Goal of the exercise: Starting with the line that contains "name-cell-line: ного мира, рацио- xyxy=(104,484,192,497)" and going on through the line that contains "name-cell-line: миграционной xyxy=(104,327,176,339)", give those lines of the data again with "years-cell-line" changed to "period-cell-line" and everything else left the same.

● ● ● ● ● ● ●

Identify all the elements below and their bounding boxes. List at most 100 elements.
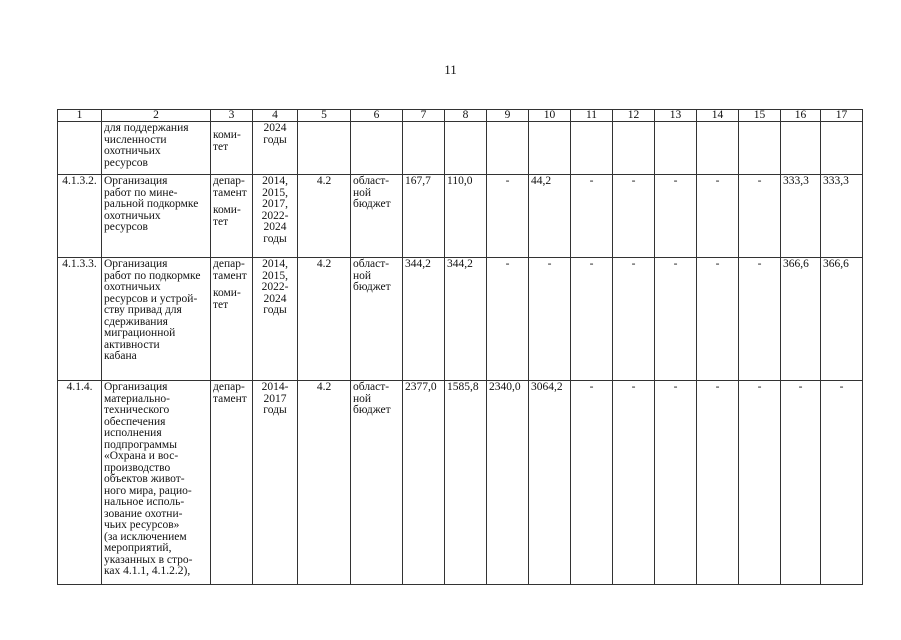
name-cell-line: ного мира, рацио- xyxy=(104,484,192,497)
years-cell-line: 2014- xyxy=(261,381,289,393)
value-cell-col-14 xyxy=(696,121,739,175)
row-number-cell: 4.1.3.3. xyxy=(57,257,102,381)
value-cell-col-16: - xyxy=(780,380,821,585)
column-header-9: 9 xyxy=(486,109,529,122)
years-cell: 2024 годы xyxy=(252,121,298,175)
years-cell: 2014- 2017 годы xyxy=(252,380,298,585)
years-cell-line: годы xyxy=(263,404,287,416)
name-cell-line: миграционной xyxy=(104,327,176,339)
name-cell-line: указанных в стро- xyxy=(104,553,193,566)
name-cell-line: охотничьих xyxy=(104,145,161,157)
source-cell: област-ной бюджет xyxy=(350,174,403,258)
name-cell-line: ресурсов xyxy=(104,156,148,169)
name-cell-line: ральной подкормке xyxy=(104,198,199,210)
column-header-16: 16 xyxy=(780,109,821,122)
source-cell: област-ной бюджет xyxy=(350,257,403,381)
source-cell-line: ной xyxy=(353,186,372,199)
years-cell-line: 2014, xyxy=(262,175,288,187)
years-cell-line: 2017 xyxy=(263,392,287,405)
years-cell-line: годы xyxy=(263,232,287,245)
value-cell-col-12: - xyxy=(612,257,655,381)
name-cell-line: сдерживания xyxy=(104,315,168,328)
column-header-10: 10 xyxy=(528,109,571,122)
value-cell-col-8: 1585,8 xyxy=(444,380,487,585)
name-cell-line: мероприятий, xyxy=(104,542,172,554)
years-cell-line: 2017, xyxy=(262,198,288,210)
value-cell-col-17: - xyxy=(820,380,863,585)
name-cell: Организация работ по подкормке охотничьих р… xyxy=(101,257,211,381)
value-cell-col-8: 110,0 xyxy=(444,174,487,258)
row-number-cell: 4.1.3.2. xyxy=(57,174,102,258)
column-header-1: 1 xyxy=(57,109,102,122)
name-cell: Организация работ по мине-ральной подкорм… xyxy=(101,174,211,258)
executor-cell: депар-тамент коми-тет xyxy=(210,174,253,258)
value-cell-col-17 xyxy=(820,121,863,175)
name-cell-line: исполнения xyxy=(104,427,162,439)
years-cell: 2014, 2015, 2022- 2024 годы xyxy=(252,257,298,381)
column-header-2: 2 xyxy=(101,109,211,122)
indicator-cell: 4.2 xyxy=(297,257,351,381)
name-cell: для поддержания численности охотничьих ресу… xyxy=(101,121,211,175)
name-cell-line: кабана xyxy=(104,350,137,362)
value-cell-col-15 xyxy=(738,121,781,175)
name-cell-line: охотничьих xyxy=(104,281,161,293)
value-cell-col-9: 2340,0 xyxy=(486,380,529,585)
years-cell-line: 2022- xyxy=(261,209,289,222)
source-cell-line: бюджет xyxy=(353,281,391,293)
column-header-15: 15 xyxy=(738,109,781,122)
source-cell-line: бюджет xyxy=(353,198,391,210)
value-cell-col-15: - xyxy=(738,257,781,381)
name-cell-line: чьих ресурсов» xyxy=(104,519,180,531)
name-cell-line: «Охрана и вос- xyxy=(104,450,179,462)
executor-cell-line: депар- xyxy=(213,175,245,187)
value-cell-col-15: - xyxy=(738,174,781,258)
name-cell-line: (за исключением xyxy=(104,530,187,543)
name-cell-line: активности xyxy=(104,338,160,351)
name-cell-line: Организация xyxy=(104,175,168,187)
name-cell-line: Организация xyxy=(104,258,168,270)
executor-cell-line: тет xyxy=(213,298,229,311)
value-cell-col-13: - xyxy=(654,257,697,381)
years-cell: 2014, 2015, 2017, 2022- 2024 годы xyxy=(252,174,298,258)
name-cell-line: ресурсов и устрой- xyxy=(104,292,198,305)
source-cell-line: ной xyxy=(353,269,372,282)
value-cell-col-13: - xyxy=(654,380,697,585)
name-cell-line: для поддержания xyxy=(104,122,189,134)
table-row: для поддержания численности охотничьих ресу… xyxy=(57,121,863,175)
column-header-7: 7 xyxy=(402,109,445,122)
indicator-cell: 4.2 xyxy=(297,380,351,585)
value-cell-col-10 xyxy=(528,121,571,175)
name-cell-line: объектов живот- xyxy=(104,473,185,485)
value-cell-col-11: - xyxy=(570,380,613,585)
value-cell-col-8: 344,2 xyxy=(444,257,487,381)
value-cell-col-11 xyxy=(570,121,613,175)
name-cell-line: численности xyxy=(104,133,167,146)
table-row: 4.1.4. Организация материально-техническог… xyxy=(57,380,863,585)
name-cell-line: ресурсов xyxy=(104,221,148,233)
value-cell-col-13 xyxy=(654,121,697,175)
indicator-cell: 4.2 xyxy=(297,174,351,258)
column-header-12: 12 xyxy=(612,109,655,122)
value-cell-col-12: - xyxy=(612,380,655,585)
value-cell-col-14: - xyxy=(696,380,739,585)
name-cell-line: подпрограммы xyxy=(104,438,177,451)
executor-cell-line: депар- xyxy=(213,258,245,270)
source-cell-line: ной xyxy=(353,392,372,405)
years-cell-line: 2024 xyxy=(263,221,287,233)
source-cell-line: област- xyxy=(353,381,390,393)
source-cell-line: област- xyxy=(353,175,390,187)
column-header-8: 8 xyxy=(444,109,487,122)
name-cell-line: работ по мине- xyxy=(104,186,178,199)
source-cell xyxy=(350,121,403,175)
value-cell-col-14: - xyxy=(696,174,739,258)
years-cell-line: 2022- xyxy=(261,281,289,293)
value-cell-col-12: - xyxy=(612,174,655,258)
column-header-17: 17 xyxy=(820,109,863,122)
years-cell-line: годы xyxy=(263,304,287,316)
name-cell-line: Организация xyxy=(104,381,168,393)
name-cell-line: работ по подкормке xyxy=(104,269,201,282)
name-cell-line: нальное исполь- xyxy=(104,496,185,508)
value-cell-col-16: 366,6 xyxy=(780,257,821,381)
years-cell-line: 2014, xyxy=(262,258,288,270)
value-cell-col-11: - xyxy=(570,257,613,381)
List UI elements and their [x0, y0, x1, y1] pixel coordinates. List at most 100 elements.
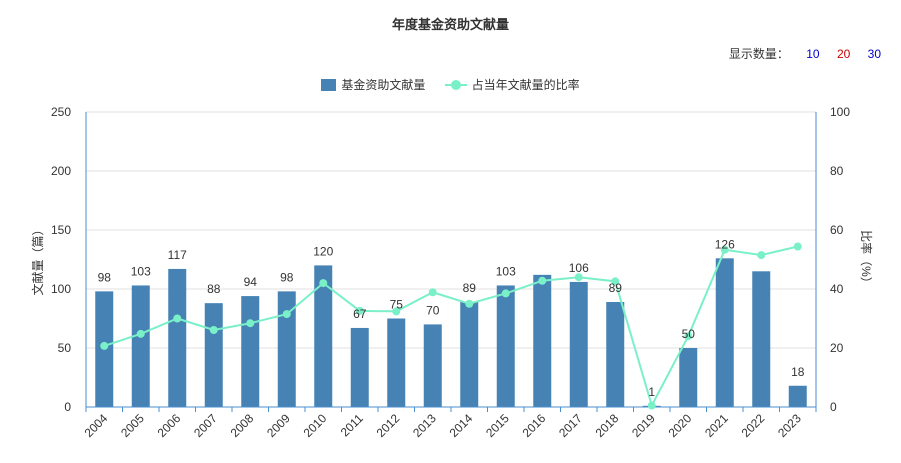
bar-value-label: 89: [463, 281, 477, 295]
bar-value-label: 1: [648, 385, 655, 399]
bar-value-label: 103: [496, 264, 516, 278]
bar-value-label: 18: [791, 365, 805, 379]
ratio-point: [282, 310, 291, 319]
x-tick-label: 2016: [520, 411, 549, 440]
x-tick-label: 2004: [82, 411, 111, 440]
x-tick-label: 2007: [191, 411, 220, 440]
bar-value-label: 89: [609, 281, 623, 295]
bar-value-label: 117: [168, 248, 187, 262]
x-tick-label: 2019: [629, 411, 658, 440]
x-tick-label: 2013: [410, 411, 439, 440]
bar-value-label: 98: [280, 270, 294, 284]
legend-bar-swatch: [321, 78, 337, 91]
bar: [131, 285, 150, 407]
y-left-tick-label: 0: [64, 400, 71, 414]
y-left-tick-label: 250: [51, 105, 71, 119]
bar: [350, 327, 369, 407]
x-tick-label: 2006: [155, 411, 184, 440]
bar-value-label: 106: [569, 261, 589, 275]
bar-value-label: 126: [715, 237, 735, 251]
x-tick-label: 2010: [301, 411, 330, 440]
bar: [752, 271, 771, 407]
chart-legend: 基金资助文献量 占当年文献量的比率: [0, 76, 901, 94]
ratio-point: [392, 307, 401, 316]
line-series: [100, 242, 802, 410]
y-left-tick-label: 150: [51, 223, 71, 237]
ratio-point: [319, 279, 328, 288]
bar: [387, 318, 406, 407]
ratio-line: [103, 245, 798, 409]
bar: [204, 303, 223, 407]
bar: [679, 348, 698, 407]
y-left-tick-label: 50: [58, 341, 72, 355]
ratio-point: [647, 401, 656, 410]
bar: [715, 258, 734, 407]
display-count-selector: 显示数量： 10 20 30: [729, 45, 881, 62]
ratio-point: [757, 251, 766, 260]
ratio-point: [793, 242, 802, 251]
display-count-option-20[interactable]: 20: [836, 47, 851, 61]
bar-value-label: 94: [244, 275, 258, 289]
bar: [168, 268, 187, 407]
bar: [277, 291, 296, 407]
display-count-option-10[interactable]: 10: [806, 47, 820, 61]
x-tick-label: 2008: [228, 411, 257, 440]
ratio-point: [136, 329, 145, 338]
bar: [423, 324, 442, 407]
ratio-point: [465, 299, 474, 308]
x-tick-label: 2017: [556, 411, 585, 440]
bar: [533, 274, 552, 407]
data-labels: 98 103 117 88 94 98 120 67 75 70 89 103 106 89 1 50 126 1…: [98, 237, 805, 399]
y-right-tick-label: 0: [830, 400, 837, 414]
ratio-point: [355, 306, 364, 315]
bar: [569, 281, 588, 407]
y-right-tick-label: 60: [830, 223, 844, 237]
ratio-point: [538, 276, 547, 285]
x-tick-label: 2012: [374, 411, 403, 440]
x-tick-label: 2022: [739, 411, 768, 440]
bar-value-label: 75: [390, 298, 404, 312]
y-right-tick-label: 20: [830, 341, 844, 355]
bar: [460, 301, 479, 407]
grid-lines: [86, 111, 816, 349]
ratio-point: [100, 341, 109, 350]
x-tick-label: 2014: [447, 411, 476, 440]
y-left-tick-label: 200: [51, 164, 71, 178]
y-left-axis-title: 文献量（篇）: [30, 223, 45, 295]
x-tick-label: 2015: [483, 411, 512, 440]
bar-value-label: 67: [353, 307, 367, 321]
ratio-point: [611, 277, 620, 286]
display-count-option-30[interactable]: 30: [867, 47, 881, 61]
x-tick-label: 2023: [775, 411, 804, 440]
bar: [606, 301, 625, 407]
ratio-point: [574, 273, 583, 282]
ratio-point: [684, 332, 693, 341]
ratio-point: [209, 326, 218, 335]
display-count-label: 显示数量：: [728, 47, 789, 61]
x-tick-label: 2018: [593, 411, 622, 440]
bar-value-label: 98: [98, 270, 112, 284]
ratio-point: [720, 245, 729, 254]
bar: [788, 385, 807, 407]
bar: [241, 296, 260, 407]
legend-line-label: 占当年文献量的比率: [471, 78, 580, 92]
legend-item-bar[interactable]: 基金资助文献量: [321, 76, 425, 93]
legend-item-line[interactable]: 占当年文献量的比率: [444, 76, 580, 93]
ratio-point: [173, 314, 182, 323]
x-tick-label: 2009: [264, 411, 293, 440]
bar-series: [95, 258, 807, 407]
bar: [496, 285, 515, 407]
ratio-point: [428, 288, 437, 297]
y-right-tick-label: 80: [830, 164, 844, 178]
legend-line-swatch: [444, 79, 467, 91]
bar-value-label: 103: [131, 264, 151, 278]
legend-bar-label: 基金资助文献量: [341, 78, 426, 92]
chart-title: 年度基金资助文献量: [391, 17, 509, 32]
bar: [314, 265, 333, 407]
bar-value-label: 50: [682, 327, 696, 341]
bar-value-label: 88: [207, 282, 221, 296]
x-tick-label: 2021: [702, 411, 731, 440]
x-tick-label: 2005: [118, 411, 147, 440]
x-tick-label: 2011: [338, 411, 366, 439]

● ● ● ● ● ● ●

Answer below:
name-cell-line: ного мира, рацио- xyxy=(104,484,192,497)
period-cell-line: 2014- xyxy=(261,381,289,393)
value-cell-col-14 xyxy=(696,121,739,175)
row-number-cell: 4.1.3.3. xyxy=(57,257,102,381)
value-cell-col-16: - xyxy=(780,380,821,585)
column-header-9: 9 xyxy=(486,109,529,122)
years-cell: 2024 годы xyxy=(252,121,298,175)
years-cell: 2014- 2017 годы xyxy=(252,380,298,585)
period-cell-line: годы xyxy=(263,404,287,416)
name-cell-line: миграционной xyxy=(104,327,176,339)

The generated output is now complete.